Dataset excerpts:
- - -
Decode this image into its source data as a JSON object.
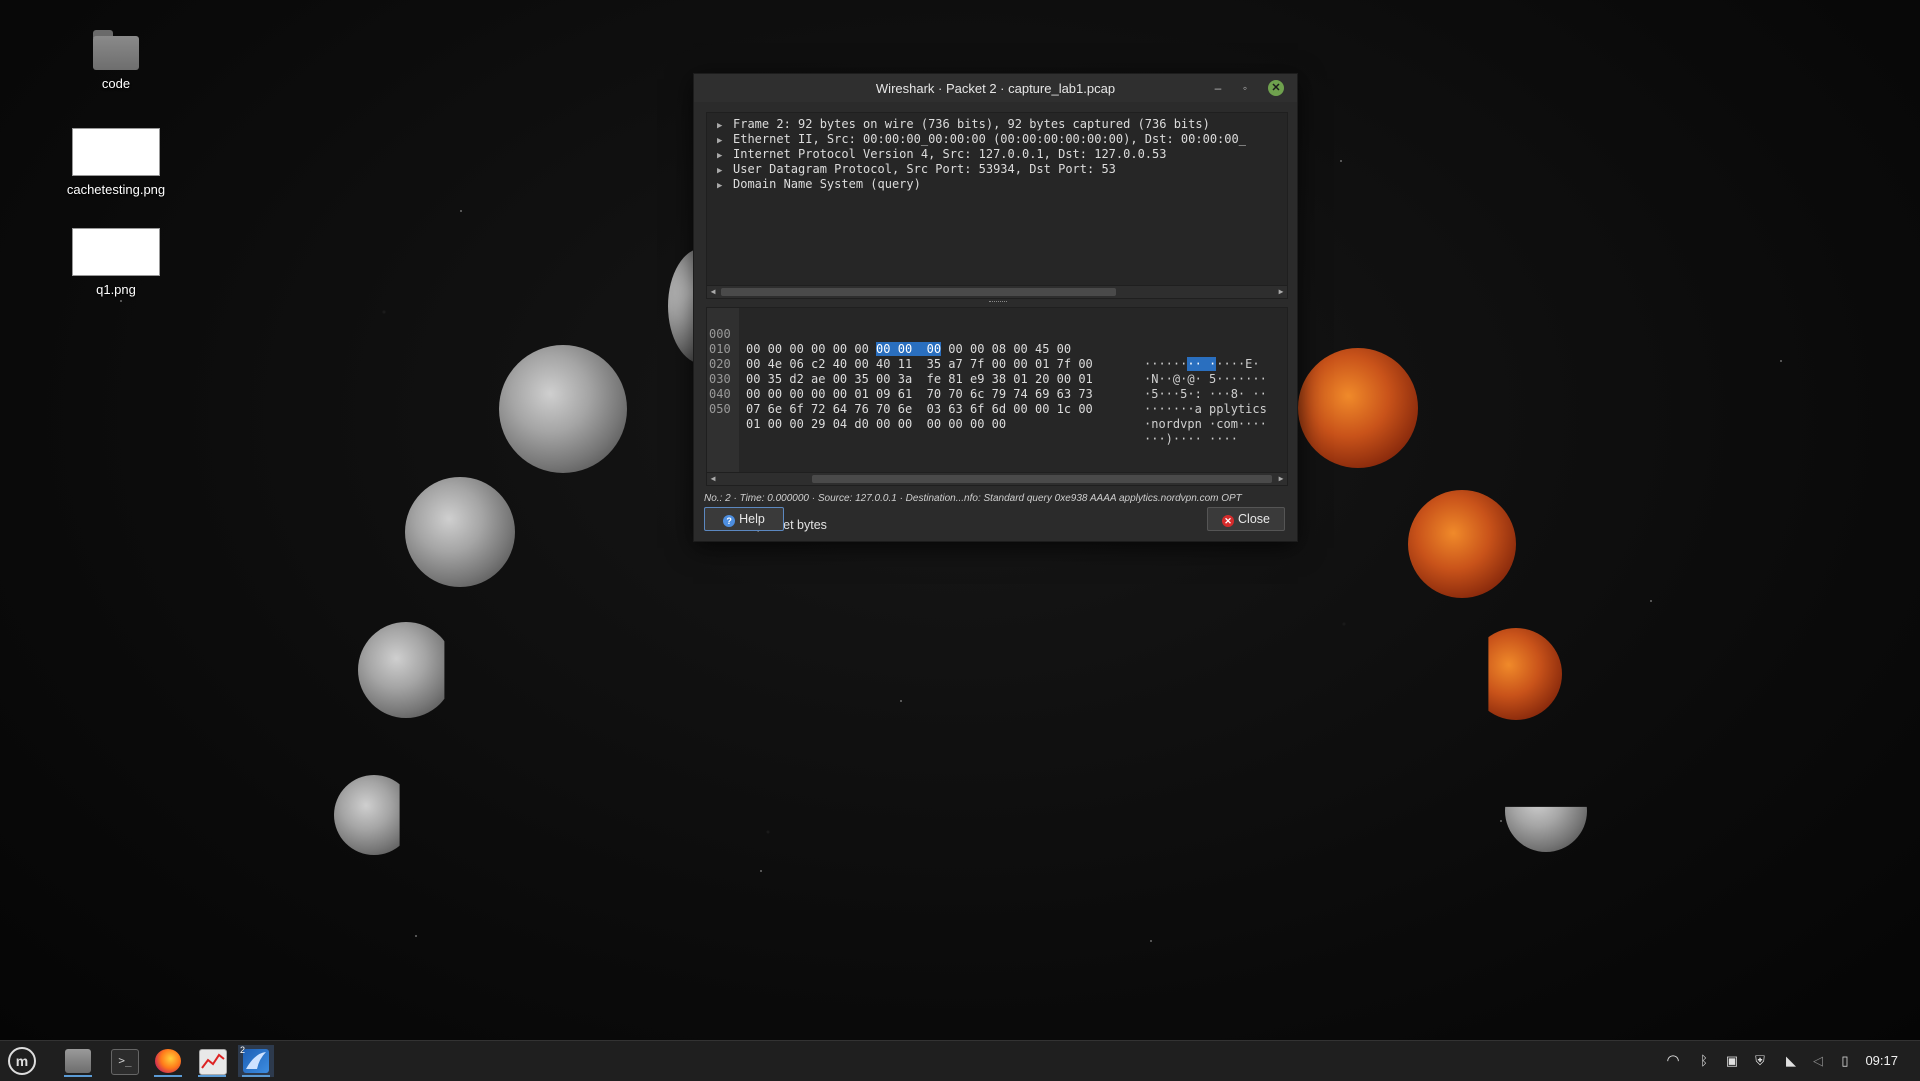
{
  "desktop": {
    "icons": [
      {
        "label": "code",
        "type": "folder"
      },
      {
        "label": "cachetesting.png",
        "type": "image"
      },
      {
        "label": "q1.png",
        "type": "image"
      }
    ]
  },
  "dialog": {
    "title": "Wireshark · Packet 2 · capture_lab1.pcap",
    "window_buttons": {
      "minimize": "–",
      "maximize": "◦",
      "close": "✕"
    },
    "tree": [
      "Frame 2: 92 bytes on wire (736 bits), 92 bytes captured (736 bits)",
      "Ethernet II, Src: 00:00:00_00:00:00 (00:00:00:00:00:00), Dst: 00:00:00_",
      "Internet Protocol Version 4, Src: 127.0.0.1, Dst: 127.0.0.53",
      "User Datagram Protocol, Src Port: 53934, Dst Port: 53",
      "Domain Name System (query)"
    ],
    "bytes": [
      {
        "off": "000",
        "hex_a": "00 00 00 00 00 00 ",
        "hex_hl": "00 00  00",
        "hex_b": " 00 00 08 00 45 00",
        "asc_a": "······",
        "asc_hl": "·· ·",
        "asc_b": "····E·"
      },
      {
        "off": "010",
        "hex_a": "00 4e 06 c2 40 00 40 11  35 a7 7f 00 00 01 7f 00",
        "hex_hl": "",
        "hex_b": "",
        "asc_a": "·N··@·@· 5·······",
        "asc_hl": "",
        "asc_b": ""
      },
      {
        "off": "020",
        "hex_a": "00 35 d2 ae 00 35 00 3a  fe 81 e9 38 01 20 00 01",
        "hex_hl": "",
        "hex_b": "",
        "asc_a": "·5···5·: ···8· ··",
        "asc_hl": "",
        "asc_b": ""
      },
      {
        "off": "030",
        "hex_a": "00 00 00 00 00 01 09 61  70 70 6c 79 74 69 63 73",
        "hex_hl": "",
        "hex_b": "",
        "asc_a": "·······a pplytics",
        "asc_hl": "",
        "asc_b": ""
      },
      {
        "off": "040",
        "hex_a": "07 6e 6f 72 64 76 70 6e  03 63 6f 6d 00 00 1c 00",
        "hex_hl": "",
        "hex_b": "",
        "asc_a": "·nordvpn ·com····",
        "asc_hl": "",
        "asc_b": ""
      },
      {
        "off": "050",
        "hex_a": "01 00 00 29 04 d0 00 00  00 00 00 00",
        "hex_hl": "",
        "hex_b": "",
        "asc_a": "···)···· ····",
        "asc_hl": "",
        "asc_b": ""
      }
    ],
    "status": "No.: 2 · Time: 0.000000 · Source: 127.0.0.1 · Destination...nfo: Standard query 0xe938 AAAA applytics.nordvpn.com OPT",
    "show_bytes_label": "Show packet bytes",
    "show_bytes_checked": "✓",
    "help_label": "Help",
    "close_label": "Close"
  },
  "taskbar": {
    "apps": [
      "menu-icon",
      "files-icon",
      "terminal-icon",
      "firefox-icon",
      "graph-app-icon",
      "wireshark-icon"
    ],
    "wireshark_badge": "2",
    "clock": "09:17"
  },
  "colors": {
    "highlight": "#2a6fbf",
    "dialog_bg": "#2b2b2b",
    "accent": "#5b9bd5"
  }
}
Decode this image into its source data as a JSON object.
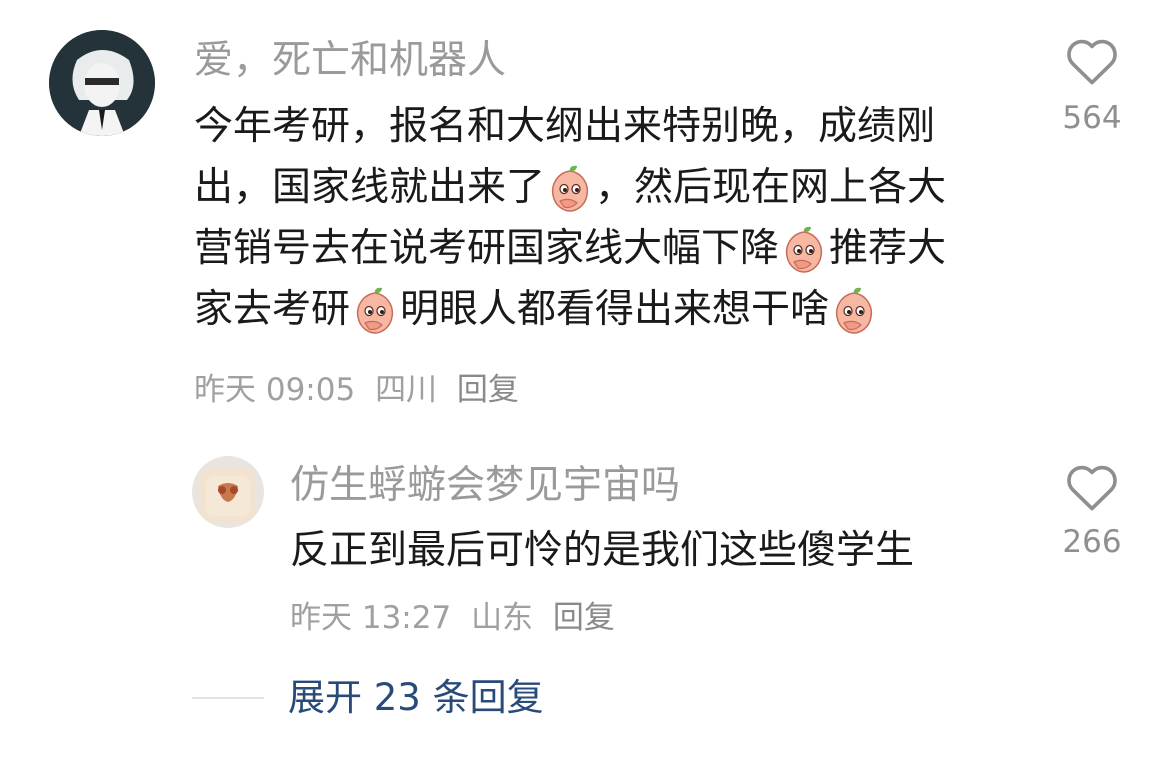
{
  "colors": {
    "username": "#9a9a9a",
    "text": "#1a1a1a",
    "meta": "#a0a0a0",
    "link": "#284b7a"
  },
  "comment": {
    "username": "爱，死亡和机器人",
    "lines": [
      [
        "今年考研，报名和大纲出来特别晚，成绩刚"
      ],
      [
        "出，国家线就出来了",
        "[emoji]",
        "，然后现在网上各大"
      ],
      [
        "营销号去在说考研国家线大幅下降",
        "[emoji]",
        "推荐大"
      ],
      [
        "家去考研",
        "[emoji]",
        "明眼人都看得出来想干啥",
        "[emoji]"
      ]
    ],
    "time": "昨天 09:05",
    "location": "四川",
    "reply_label": "回复",
    "likes": "564",
    "like_icon": "heart-outline-icon"
  },
  "reply": {
    "username": "仿生蜉蝣会梦见宇宙吗",
    "text": "反正到最后可怜的是我们这些傻学生",
    "time": "昨天 13:27",
    "location": "山东",
    "reply_label": "回复",
    "likes": "266",
    "like_icon": "heart-outline-icon"
  },
  "expand": {
    "label": "展开 23 条回复"
  },
  "emoji_name": "peach-covering-mouth-emoji"
}
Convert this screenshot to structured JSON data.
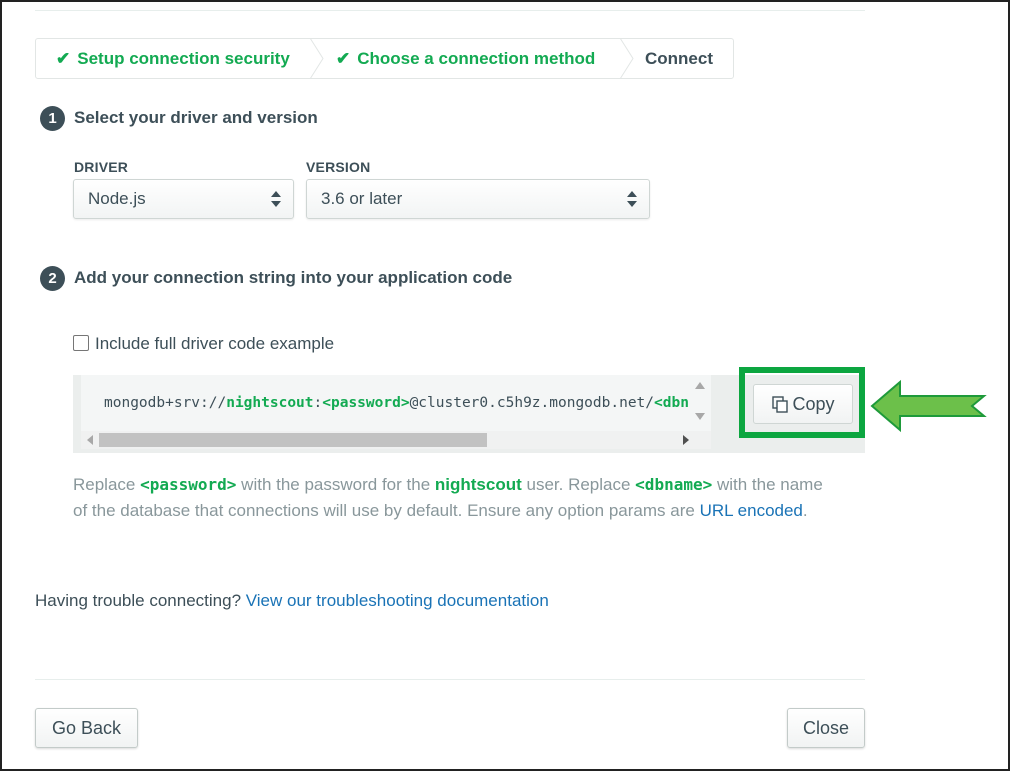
{
  "steps": [
    {
      "label": "Setup connection security",
      "status": "done"
    },
    {
      "label": "Choose a connection method",
      "status": "done"
    },
    {
      "label": "Connect",
      "status": "current"
    }
  ],
  "step1": {
    "number": "1",
    "title": "Select your driver and version",
    "driver_label": "DRIVER",
    "driver_value": "Node.js",
    "version_label": "VERSION",
    "version_value": "3.6 or later"
  },
  "step2": {
    "number": "2",
    "title": "Add your connection string into your application code",
    "checkbox_label": "Include full driver code example",
    "checkbox_checked": false,
    "connection_string": {
      "prefix": "mongodb+srv://",
      "user": "nightscout",
      "sep": ":",
      "password": "<password>",
      "host": "@cluster0.c5h9z.mongodb.net/",
      "dbname": "<dbname>"
    },
    "copy_label": "Copy"
  },
  "help": {
    "t1": "Replace ",
    "password": "<password>",
    "t2": " with the password for the ",
    "user": "nightscout",
    "t3": " user. Replace ",
    "dbname": "<dbname>",
    "t4": " with the name of the database that connections will use by default. Ensure any option params are ",
    "link": "URL encoded",
    "t5": "."
  },
  "trouble": {
    "text": "Having trouble connecting? ",
    "link": "View our troubleshooting documentation"
  },
  "footer": {
    "back_label": "Go Back",
    "close_label": "Close"
  },
  "colors": {
    "accent_green": "#13aa52",
    "highlight_green": "#0ca640",
    "arrow_green": "#6cc04a",
    "link_blue": "#1a73b6"
  }
}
- - -
▶ [AIM OF THE TASK] Quote the records in their entirety, keeping the wording exact and excluding pictures.

▶ [THE RESPONSE]
Decode this image into its source data as a JSON object.
{
  "desktop": {
    "icons": [
      {
        "label": "code",
        "type": "folder"
      },
      {
        "label": "cachetesting.png",
        "type": "image"
      },
      {
        "label": "q1.png",
        "type": "image"
      }
    ]
  },
  "dialog": {
    "title": "Wireshark · Packet 2 · capture_lab1.pcap",
    "window_buttons": {
      "minimize": "–",
      "maximize": "◦",
      "close": "✕"
    },
    "tree": [
      "Frame 2: 92 bytes on wire (736 bits), 92 bytes captured (736 bits)",
      "Ethernet II, Src: 00:00:00_00:00:00 (00:00:00:00:00:00), Dst: 00:00:00_",
      "Internet Protocol Version 4, Src: 127.0.0.1, Dst: 127.0.0.53",
      "User Datagram Protocol, Src Port: 53934, Dst Port: 53",
      "Domain Name System (query)"
    ],
    "bytes": [
      {
        "off": "000",
        "hex_a": "00 00 00 00 00 00 ",
        "hex_hl": "00 00  00",
        "hex_b": " 00 00 08 00 45 00",
        "asc_a": "······",
        "asc_hl": "·· ·",
        "asc_b": "····E·"
      },
      {
        "off": "010",
        "hex_a": "00 4e 06 c2 40 00 40 11  35 a7 7f 00 00 01 7f 00",
        "hex_hl": "",
        "hex_b": "",
        "asc_a": "·N··@·@· 5·······",
        "asc_hl": "",
        "asc_b": ""
      },
      {
        "off": "020",
        "hex_a": "00 35 d2 ae 00 35 00 3a  fe 81 e9 38 01 20 00 01",
        "hex_hl": "",
        "hex_b": "",
        "asc_a": "·5···5·: ···8· ··",
        "asc_hl": "",
        "asc_b": ""
      },
      {
        "off": "030",
        "hex_a": "00 00 00 00 00 01 09 61  70 70 6c 79 74 69 63 73",
        "hex_hl": "",
        "hex_b": "",
        "asc_a": "·······a pplytics",
        "asc_hl": "",
        "asc_b": ""
      },
      {
        "off": "040",
        "hex_a": "07 6e 6f 72 64 76 70 6e  03 63 6f 6d 00 00 1c 00",
        "hex_hl": "",
        "hex_b": "",
        "asc_a": "·nordvpn ·com····",
        "asc_hl": "",
        "asc_b": ""
      },
      {
        "off": "050",
        "hex_a": "01 00 00 29 04 d0 00 00  00 00 00 00",
        "hex_hl": "",
        "hex_b": "",
        "asc_a": "···)···· ····",
        "asc_hl": "",
        "asc_b": ""
      }
    ],
    "status": "No.: 2 · Time: 0.000000 · Source: 127.0.0.1 · Destination...nfo: Standard query 0xe938 AAAA applytics.nordvpn.com OPT",
    "show_bytes_label": "Show packet bytes",
    "show_bytes_checked": "✓",
    "help_label": "Help",
    "close_label": "Close"
  },
  "taskbar": {
    "apps": [
      "menu-icon",
      "files-icon",
      "terminal-icon",
      "firefox-icon",
      "graph-app-icon",
      "wireshark-icon"
    ],
    "wireshark_badge": "2",
    "clock": "09:17"
  },
  "colors": {
    "highlight": "#2a6fbf",
    "dialog_bg": "#2b2b2b",
    "accent": "#5b9bd5"
  }
}
Decode this image into its source data as a JSON object.
{
  "colors": {
    "username": "#9a9a9a",
    "text": "#1a1a1a",
    "meta": "#a0a0a0",
    "link": "#284b7a"
  },
  "comment": {
    "username": "爱，死亡和机器人",
    "lines": [
      [
        "今年考研，报名和大纲出来特别晚，成绩刚"
      ],
      [
        "出，国家线就出来了",
        "[emoji]",
        "，然后现在网上各大"
      ],
      [
        "营销号去在说考研国家线大幅下降",
        "[emoji]",
        "推荐大"
      ],
      [
        "家去考研",
        "[emoji]",
        "明眼人都看得出来想干啥",
        "[emoji]"
      ]
    ],
    "time": "昨天 09:05",
    "location": "四川",
    "reply_label": "回复",
    "likes": "564",
    "like_icon": "heart-outline-icon"
  },
  "reply": {
    "username": "仿生蜉蝣会梦见宇宙吗",
    "text": "反正到最后可怜的是我们这些傻学生",
    "time": "昨天 13:27",
    "location": "山东",
    "reply_label": "回复",
    "likes": "266",
    "like_icon": "heart-outline-icon"
  },
  "expand": {
    "label": "展开 23 条回复"
  },
  "emoji_name": "peach-covering-mouth-emoji"
}
Convert this screenshot to structured JSON data.
{
  "steps": [
    {
      "label": "Setup connection security",
      "status": "done"
    },
    {
      "label": "Choose a connection method",
      "status": "done"
    },
    {
      "label": "Connect",
      "status": "current"
    }
  ],
  "step1": {
    "number": "1",
    "title": "Select your driver and version",
    "driver_label": "DRIVER",
    "driver_value": "Node.js",
    "version_label": "VERSION",
    "version_value": "3.6 or later"
  },
  "step2": {
    "number": "2",
    "title": "Add your connection string into your application code",
    "checkbox_label": "Include full driver code example",
    "checkbox_checked": false,
    "connection_string": {
      "prefix": "mongodb+srv://",
      "user": "nightscout",
      "sep": ":",
      "password": "<password>",
      "host": "@cluster0.c5h9z.mongodb.net/",
      "dbname": "<dbname>"
    },
    "copy_label": "Copy"
  },
  "help": {
    "t1": "Replace ",
    "password": "<password>",
    "t2": " with the password for the ",
    "user": "nightscout",
    "t3": " user. Replace ",
    "dbname": "<dbname>",
    "t4": " with the name of the database that connections will use by default. Ensure any option params are ",
    "link": "URL encoded",
    "t5": "."
  },
  "trouble": {
    "text": "Having trouble connecting? ",
    "link": "View our troubleshooting documentation"
  },
  "footer": {
    "back_label": "Go Back",
    "close_label": "Close"
  },
  "colors": {
    "accent_green": "#13aa52",
    "highlight_green": "#0ca640",
    "arrow_green": "#6cc04a",
    "link_blue": "#1a73b6"
  }
}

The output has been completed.